What is expected:
Write the material out again in full, word for word. Do not include the pictures.

━━ Records for processing

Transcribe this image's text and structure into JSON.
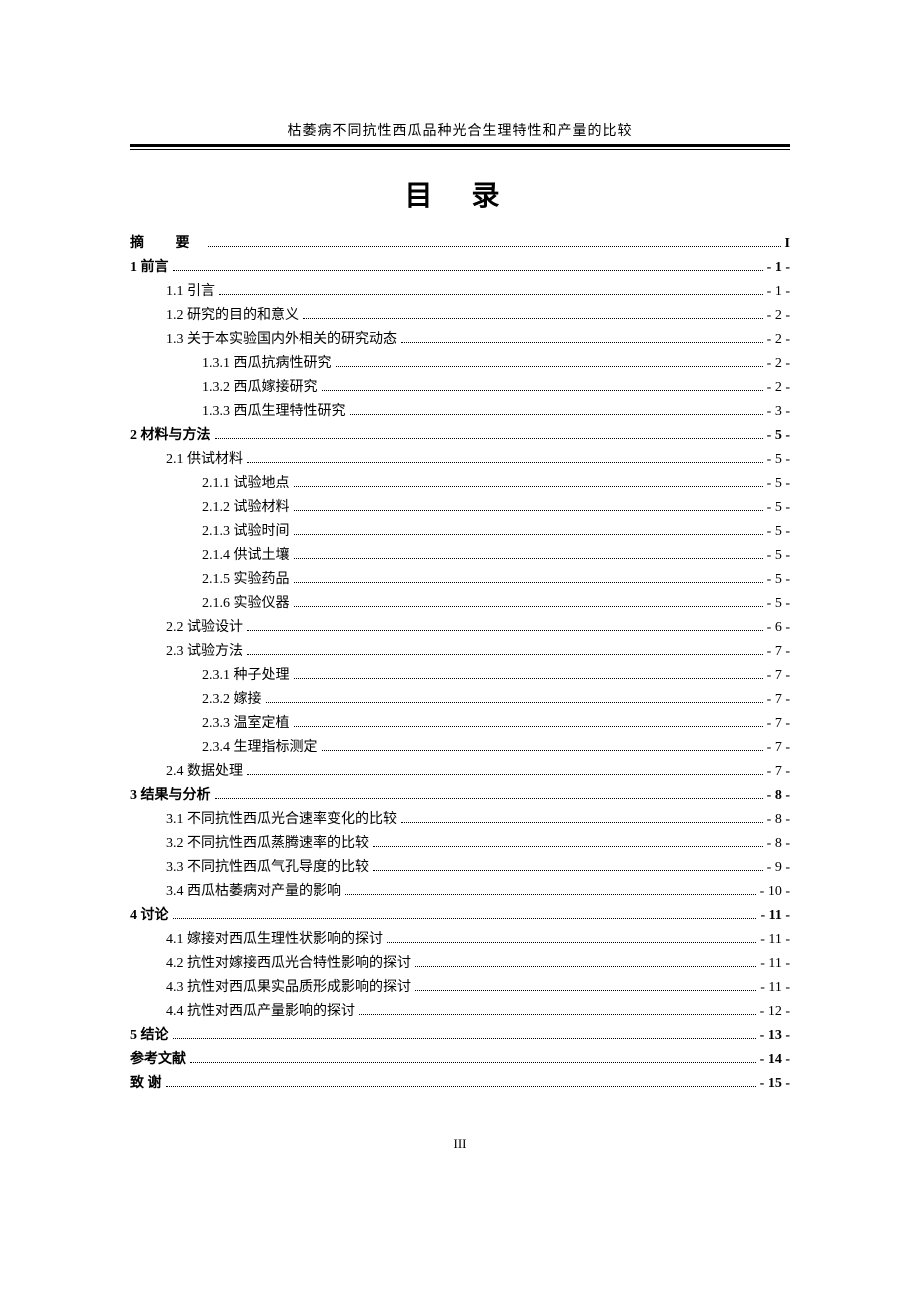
{
  "header": {
    "title": "枯萎病不同抗性西瓜品种光合生理特性和产量的比较"
  },
  "main_title": "目 录",
  "footer_page": "III",
  "toc": {
    "entries": [
      {
        "label": "摘    要",
        "page": "I",
        "level": 0,
        "special": "zhiyao"
      },
      {
        "label": "1 前言",
        "page": "- 1 -",
        "level": 0
      },
      {
        "label": "1.1  引言 ",
        "page": "- 1 -",
        "level": 1
      },
      {
        "label": "1.2  研究的目的和意义 ",
        "page": "- 2 -",
        "level": 1
      },
      {
        "label": "1.3  关于本实验国内外相关的研究动态 ",
        "page": "- 2 -",
        "level": 1
      },
      {
        "label": "1.3.1  西瓜抗病性研究",
        "page": "- 2 -",
        "level": 2
      },
      {
        "label": "1.3.2  西瓜嫁接研究",
        "page": "- 2 -",
        "level": 2
      },
      {
        "label": "1.3.3  西瓜生理特性研究 ",
        "page": "- 3 -",
        "level": 2
      },
      {
        "label": "2  材料与方法 ",
        "page": "- 5 -",
        "level": 0
      },
      {
        "label": "2.1   供试材料",
        "page": "- 5 -",
        "level": 1
      },
      {
        "label": "2.1.1 试验地点  ",
        "page": "- 5 -",
        "level": 2
      },
      {
        "label": "2.1.2 试验材料  ",
        "page": "- 5 -",
        "level": 2
      },
      {
        "label": "2.1.3 试验时间  ",
        "page": "- 5 -",
        "level": 2
      },
      {
        "label": "2.1.4 供试土壤  ",
        "page": "- 5 -",
        "level": 2
      },
      {
        "label": "2.1.5 实验药品  ",
        "page": "- 5 -",
        "level": 2
      },
      {
        "label": "2.1.6 实验仪器  ",
        "page": "- 5 -",
        "level": 2
      },
      {
        "label": "2.2   试验设计",
        "page": "- 6 -",
        "level": 1
      },
      {
        "label": "2.3  试验方法",
        "page": "- 7 -",
        "level": 1
      },
      {
        "label": "2.3.1 种子处理  ",
        "page": "- 7 -",
        "level": 2
      },
      {
        "label": "2.3.2 嫁接 ",
        "page": "- 7 -",
        "level": 2
      },
      {
        "label": "2.3.3 温室定植 ",
        "page": "- 7 -",
        "level": 2
      },
      {
        "label": "2.3.4 生理指标测定 ",
        "page": "- 7 -",
        "level": 2
      },
      {
        "label": "2.4  数据处理",
        "page": "- 7 -",
        "level": 1
      },
      {
        "label": "3  结果与分析 ",
        "page": "- 8 -",
        "level": 0
      },
      {
        "label": "3.1 不同抗性西瓜光合速率变化的比较 ",
        "page": "- 8 -",
        "level": 1
      },
      {
        "label": "3.2 不同抗性西瓜蒸腾速率的比较 ",
        "page": "- 8 -",
        "level": 1
      },
      {
        "label": "3.3 不同抗性西瓜气孔导度的比较 ",
        "page": "- 9 -",
        "level": 1
      },
      {
        "label": "3.4 西瓜枯萎病对产量的影响 ",
        "page": "- 10 -",
        "level": 1
      },
      {
        "label": "4  讨论",
        "page": "- 11 -",
        "level": 0
      },
      {
        "label": "4.1 嫁接对西瓜生理性状影响的探讨 ",
        "page": "- 11 -",
        "level": 1
      },
      {
        "label": "4.2 抗性对嫁接西瓜光合特性影响的探讨",
        "page": "- 11 -",
        "level": 1
      },
      {
        "label": "4.3 抗性对西瓜果实品质形成影响的探讨",
        "page": "- 11 -",
        "level": 1
      },
      {
        "label": "4.4 抗性对西瓜产量影响的探讨 ",
        "page": "- 12 -",
        "level": 1
      },
      {
        "label": "5  结论",
        "page": "- 13 -",
        "level": 0
      },
      {
        "label": "参考文献",
        "page": "- 14 -",
        "level": 0
      },
      {
        "label": "致 谢",
        "page": "- 15 -",
        "level": 0
      }
    ]
  }
}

━━━━

In response:
Transcribe this image's text and structure into JSON.
{
  "header": {
    "title": "枯萎病不同抗性西瓜品种光合生理特性和产量的比较"
  },
  "main_title": "目 录",
  "footer_page": "III",
  "toc": {
    "entries": [
      {
        "label": "摘    要",
        "page": "I",
        "level": 0,
        "special": "zhiyao"
      },
      {
        "label": "1 前言",
        "page": "- 1 -",
        "level": 0
      },
      {
        "label": "1.1  引言 ",
        "page": "- 1 -",
        "level": 1
      },
      {
        "label": "1.2  研究的目的和意义 ",
        "page": "- 2 -",
        "level": 1
      },
      {
        "label": "1.3  关于本实验国内外相关的研究动态 ",
        "page": "- 2 -",
        "level": 1
      },
      {
        "label": "1.3.1  西瓜抗病性研究",
        "page": "- 2 -",
        "level": 2
      },
      {
        "label": "1.3.2  西瓜嫁接研究",
        "page": "- 2 -",
        "level": 2
      },
      {
        "label": "1.3.3  西瓜生理特性研究 ",
        "page": "- 3 -",
        "level": 2
      },
      {
        "label": "2  材料与方法 ",
        "page": "- 5 -",
        "level": 0
      },
      {
        "label": "2.1   供试材料",
        "page": "- 5 -",
        "level": 1
      },
      {
        "label": "2.1.1 试验地点  ",
        "page": "- 5 -",
        "level": 2
      },
      {
        "label": "2.1.2 试验材料  ",
        "page": "- 5 -",
        "level": 2
      },
      {
        "label": "2.1.3 试验时间  ",
        "page": "- 5 -",
        "level": 2
      },
      {
        "label": "2.1.4 供试土壤  ",
        "page": "- 5 -",
        "level": 2
      },
      {
        "label": "2.1.5 实验药品  ",
        "page": "- 5 -",
        "level": 2
      },
      {
        "label": "2.1.6 实验仪器  ",
        "page": "- 5 -",
        "level": 2
      },
      {
        "label": "2.2   试验设计",
        "page": "- 6 -",
        "level": 1
      },
      {
        "label": "2.3  试验方法",
        "page": "- 7 -",
        "level": 1
      },
      {
        "label": "2.3.1 种子处理  ",
        "page": "- 7 -",
        "level": 2
      },
      {
        "label": "2.3.2 嫁接 ",
        "page": "- 7 -",
        "level": 2
      },
      {
        "label": "2.3.3 温室定植 ",
        "page": "- 7 -",
        "level": 2
      },
      {
        "label": "2.3.4 生理指标测定 ",
        "page": "- 7 -",
        "level": 2
      },
      {
        "label": "2.4  数据处理",
        "page": "- 7 -",
        "level": 1
      },
      {
        "label": "3  结果与分析 ",
        "page": "- 8 -",
        "level": 0
      },
      {
        "label": "3.1 不同抗性西瓜光合速率变化的比较 ",
        "page": "- 8 -",
        "level": 1
      },
      {
        "label": "3.2 不同抗性西瓜蒸腾速率的比较 ",
        "page": "- 8 -",
        "level": 1
      },
      {
        "label": "3.3 不同抗性西瓜气孔导度的比较 ",
        "page": "- 9 -",
        "level": 1
      },
      {
        "label": "3.4 西瓜枯萎病对产量的影响 ",
        "page": "- 10 -",
        "level": 1
      },
      {
        "label": "4  讨论",
        "page": "- 11 -",
        "level": 0
      },
      {
        "label": "4.1 嫁接对西瓜生理性状影响的探讨 ",
        "page": "- 11 -",
        "level": 1
      },
      {
        "label": "4.2 抗性对嫁接西瓜光合特性影响的探讨",
        "page": "- 11 -",
        "level": 1
      },
      {
        "label": "4.3 抗性对西瓜果实品质形成影响的探讨",
        "page": "- 11 -",
        "level": 1
      },
      {
        "label": "4.4 抗性对西瓜产量影响的探讨 ",
        "page": "- 12 -",
        "level": 1
      },
      {
        "label": "5  结论",
        "page": "- 13 -",
        "level": 0
      },
      {
        "label": "参考文献",
        "page": "- 14 -",
        "level": 0
      },
      {
        "label": "致 谢",
        "page": "- 15 -",
        "level": 0
      }
    ]
  }
}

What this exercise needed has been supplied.